→ LISTED ENTRIES:
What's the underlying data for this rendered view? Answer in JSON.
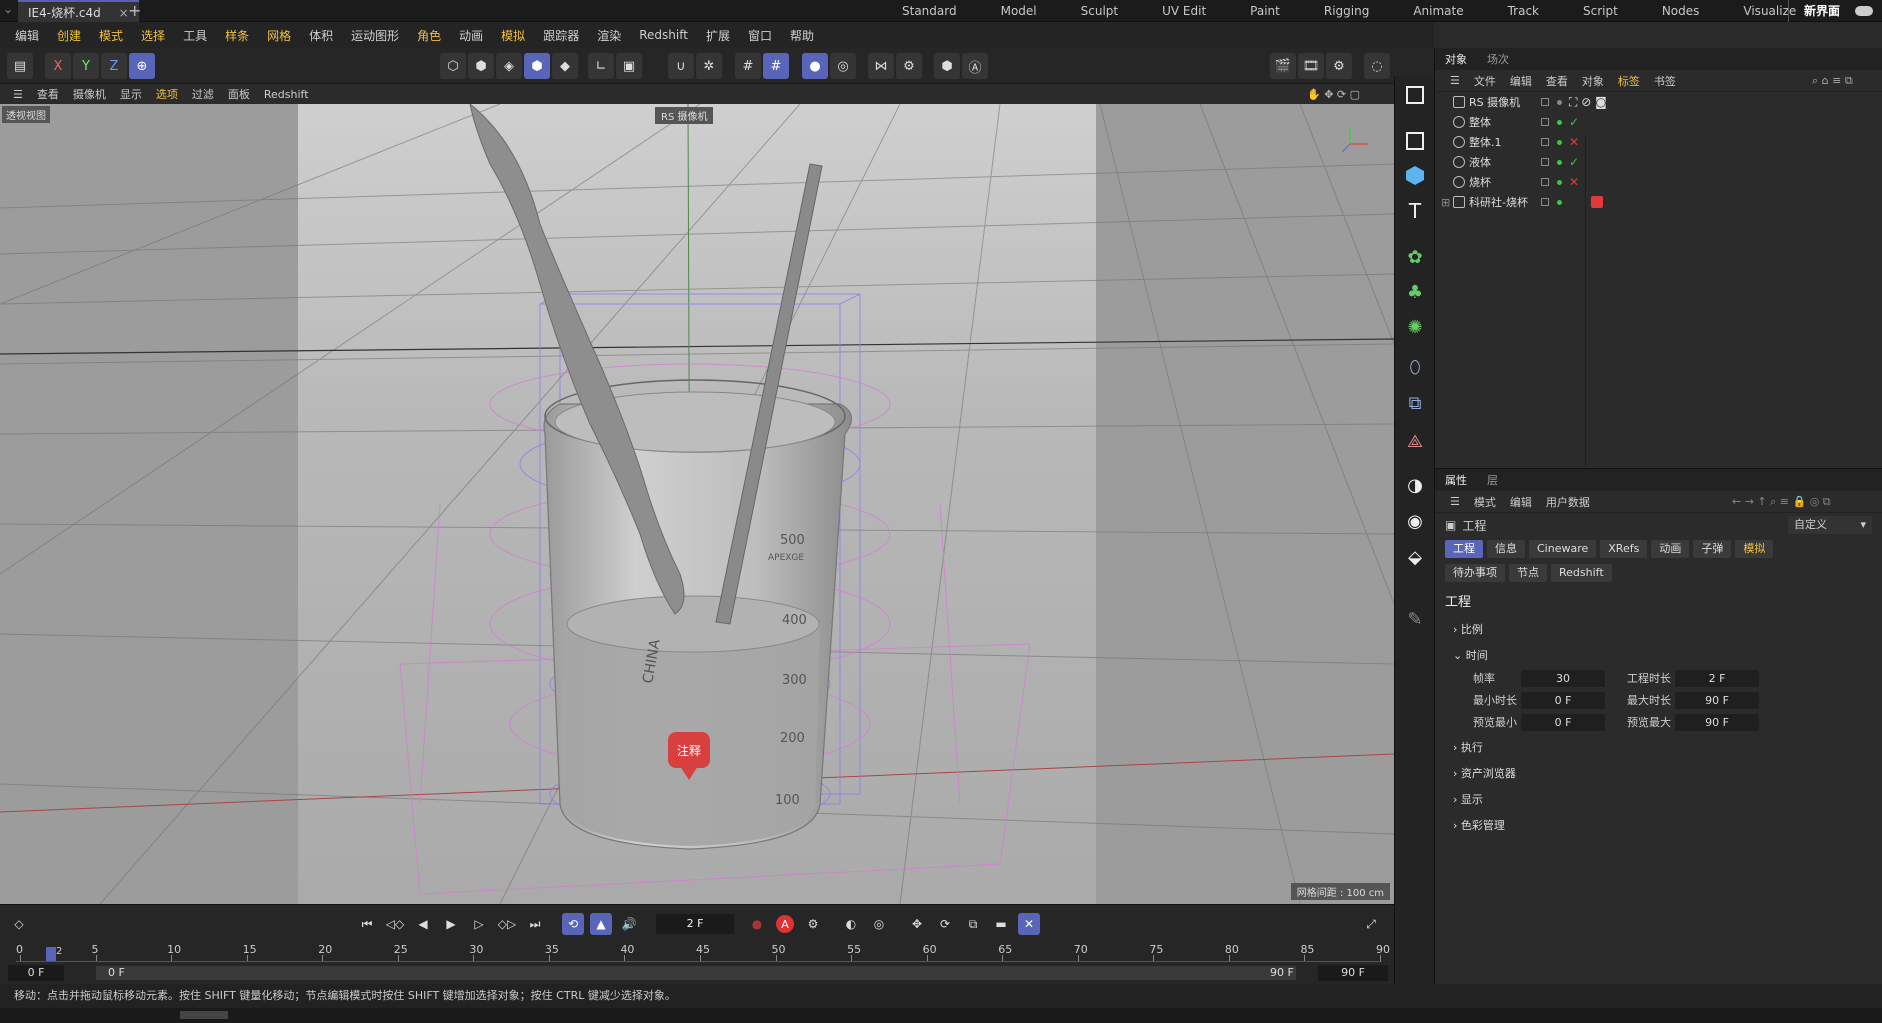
{
  "title_bar": {
    "document_tab": "IE4-烧杯.c4d",
    "close": "×",
    "add": "+",
    "layouts": [
      "Standard",
      "Model",
      "Sculpt",
      "UV Edit",
      "Paint",
      "Rigging",
      "Animate",
      "Track",
      "Script",
      "Nodes",
      "Visualize"
    ],
    "layout_add": "+",
    "new_interface": "新界面"
  },
  "menu": [
    "编辑",
    "创建",
    "模式",
    "选择",
    "工具",
    "样条",
    "网格",
    "体积",
    "运动图形",
    "角色",
    "动画",
    "模拟",
    "跟踪器",
    "渲染",
    "Redshift",
    "扩展",
    "窗口",
    "帮助"
  ],
  "toolbar": {
    "x": "X",
    "y": "Y",
    "z": "Z"
  },
  "viewport_menu": [
    "查看",
    "摄像机",
    "显示",
    "选项",
    "过滤",
    "面板",
    "Redshift"
  ],
  "viewport": {
    "view_label": "透视视图",
    "camera_label": "RS 摄像机",
    "grid_spacing": "网格间距 : 100 cm",
    "annotation": "注释",
    "beaker_marks": [
      "500",
      "400",
      "300",
      "200",
      "100"
    ],
    "beaker_brand": "APEXGE",
    "beaker_side_text": "CHINA"
  },
  "object_panel": {
    "tabs": [
      "对象",
      "场次"
    ],
    "menu": [
      "文件",
      "编辑",
      "查看",
      "对象",
      "标签",
      "书签"
    ],
    "objects": [
      {
        "name": "RS 摄像机",
        "status": "camera"
      },
      {
        "name": "整体",
        "status": "✓"
      },
      {
        "name": "整体.1",
        "status": "✕"
      },
      {
        "name": "液体",
        "status": "✓"
      },
      {
        "name": "烧杯",
        "status": "✕"
      },
      {
        "name": "科研社-烧杯",
        "status": "tag"
      }
    ]
  },
  "attributes": {
    "tabs": [
      "属性",
      "层"
    ],
    "menu": [
      "模式",
      "编辑",
      "用户数据"
    ],
    "object_label": "工程",
    "preset": "自定义",
    "chips_row1": [
      "工程",
      "信息",
      "Cineware",
      "XRefs",
      "动画",
      "子弹",
      "模拟"
    ],
    "chips_row2": [
      "待办事项",
      "节点",
      "Redshift"
    ],
    "section_title": "工程",
    "groups": [
      "比例",
      "时间",
      "执行",
      "资产浏览器",
      "显示",
      "色彩管理"
    ],
    "time_fields": {
      "fps_label": "帧率",
      "fps": "30",
      "duration_label": "工程时长",
      "duration": "2 F",
      "min_label": "最小时长",
      "min": "0 F",
      "max_label": "最大时长",
      "max": "90 F",
      "preview_min_label": "预览最小",
      "preview_min": "0 F",
      "preview_max_label": "预览最大",
      "preview_max": "90 F"
    }
  },
  "timeline": {
    "current_frame": "2 F",
    "ruler": [
      "0",
      "5",
      "10",
      "15",
      "20",
      "25",
      "30",
      "35",
      "40",
      "45",
      "50",
      "55",
      "60",
      "65",
      "70",
      "75",
      "80",
      "85",
      "90"
    ],
    "range_start": "0 F",
    "range_inner_start": "0 F",
    "range_end": "90 F",
    "range_outer_end": "90 F",
    "marker": "2"
  },
  "status": "移动：点击并拖动鼠标移动元素。按住 SHIFT 键量化移动；节点编辑模式时按住 SHIFT 键增加选择对象；按住 CTRL 键减少选择对象。",
  "colors": {
    "accent": "#5865b8",
    "highlight": "#f0c040",
    "ok": "#3ec43e",
    "bad": "#e23a3a"
  }
}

→ WHAT YOU HAVE TO DO: Repeat the data in full and exactly. Omit pictures.

→ EXERCISE RESULT:
What's the underlying data for this rendered view? Answer in JSON.
{
  "title_bar": {
    "document_tab": "IE4-烧杯.c4d",
    "close": "×",
    "add": "+",
    "layouts": [
      "Standard",
      "Model",
      "Sculpt",
      "UV Edit",
      "Paint",
      "Rigging",
      "Animate",
      "Track",
      "Script",
      "Nodes",
      "Visualize"
    ],
    "layout_add": "+",
    "new_interface": "新界面"
  },
  "menu": [
    "编辑",
    "创建",
    "模式",
    "选择",
    "工具",
    "样条",
    "网格",
    "体积",
    "运动图形",
    "角色",
    "动画",
    "模拟",
    "跟踪器",
    "渲染",
    "Redshift",
    "扩展",
    "窗口",
    "帮助"
  ],
  "toolbar": {
    "x": "X",
    "y": "Y",
    "z": "Z"
  },
  "viewport_menu": [
    "查看",
    "摄像机",
    "显示",
    "选项",
    "过滤",
    "面板",
    "Redshift"
  ],
  "viewport": {
    "view_label": "透视视图",
    "camera_label": "RS 摄像机",
    "grid_spacing": "网格间距 : 100 cm",
    "annotation": "注释",
    "beaker_marks": [
      "500",
      "400",
      "300",
      "200",
      "100"
    ],
    "beaker_brand": "APEXGE",
    "beaker_side_text": "CHINA"
  },
  "object_panel": {
    "tabs": [
      "对象",
      "场次"
    ],
    "menu": [
      "文件",
      "编辑",
      "查看",
      "对象",
      "标签",
      "书签"
    ],
    "objects": [
      {
        "name": "RS 摄像机",
        "status": "camera"
      },
      {
        "name": "整体",
        "status": "✓"
      },
      {
        "name": "整体.1",
        "status": "✕"
      },
      {
        "name": "液体",
        "status": "✓"
      },
      {
        "name": "烧杯",
        "status": "✕"
      },
      {
        "name": "科研社-烧杯",
        "status": "tag"
      }
    ]
  },
  "attributes": {
    "tabs": [
      "属性",
      "层"
    ],
    "menu": [
      "模式",
      "编辑",
      "用户数据"
    ],
    "object_label": "工程",
    "preset": "自定义",
    "chips_row1": [
      "工程",
      "信息",
      "Cineware",
      "XRefs",
      "动画",
      "子弹",
      "模拟"
    ],
    "chips_row2": [
      "待办事项",
      "节点",
      "Redshift"
    ],
    "section_title": "工程",
    "groups": [
      "比例",
      "时间",
      "执行",
      "资产浏览器",
      "显示",
      "色彩管理"
    ],
    "time_fields": {
      "fps_label": "帧率",
      "fps": "30",
      "duration_label": "工程时长",
      "duration": "2 F",
      "min_label": "最小时长",
      "min": "0 F",
      "max_label": "最大时长",
      "max": "90 F",
      "preview_min_label": "预览最小",
      "preview_min": "0 F",
      "preview_max_label": "预览最大",
      "preview_max": "90 F"
    }
  },
  "timeline": {
    "current_frame": "2 F",
    "ruler": [
      "0",
      "5",
      "10",
      "15",
      "20",
      "25",
      "30",
      "35",
      "40",
      "45",
      "50",
      "55",
      "60",
      "65",
      "70",
      "75",
      "80",
      "85",
      "90"
    ],
    "range_start": "0 F",
    "range_inner_start": "0 F",
    "range_end": "90 F",
    "range_outer_end": "90 F",
    "marker": "2"
  },
  "status": "移动：点击并拖动鼠标移动元素。按住 SHIFT 键量化移动；节点编辑模式时按住 SHIFT 键增加选择对象；按住 CTRL 键减少选择对象。",
  "colors": {
    "accent": "#5865b8",
    "highlight": "#f0c040",
    "ok": "#3ec43e",
    "bad": "#e23a3a"
  }
}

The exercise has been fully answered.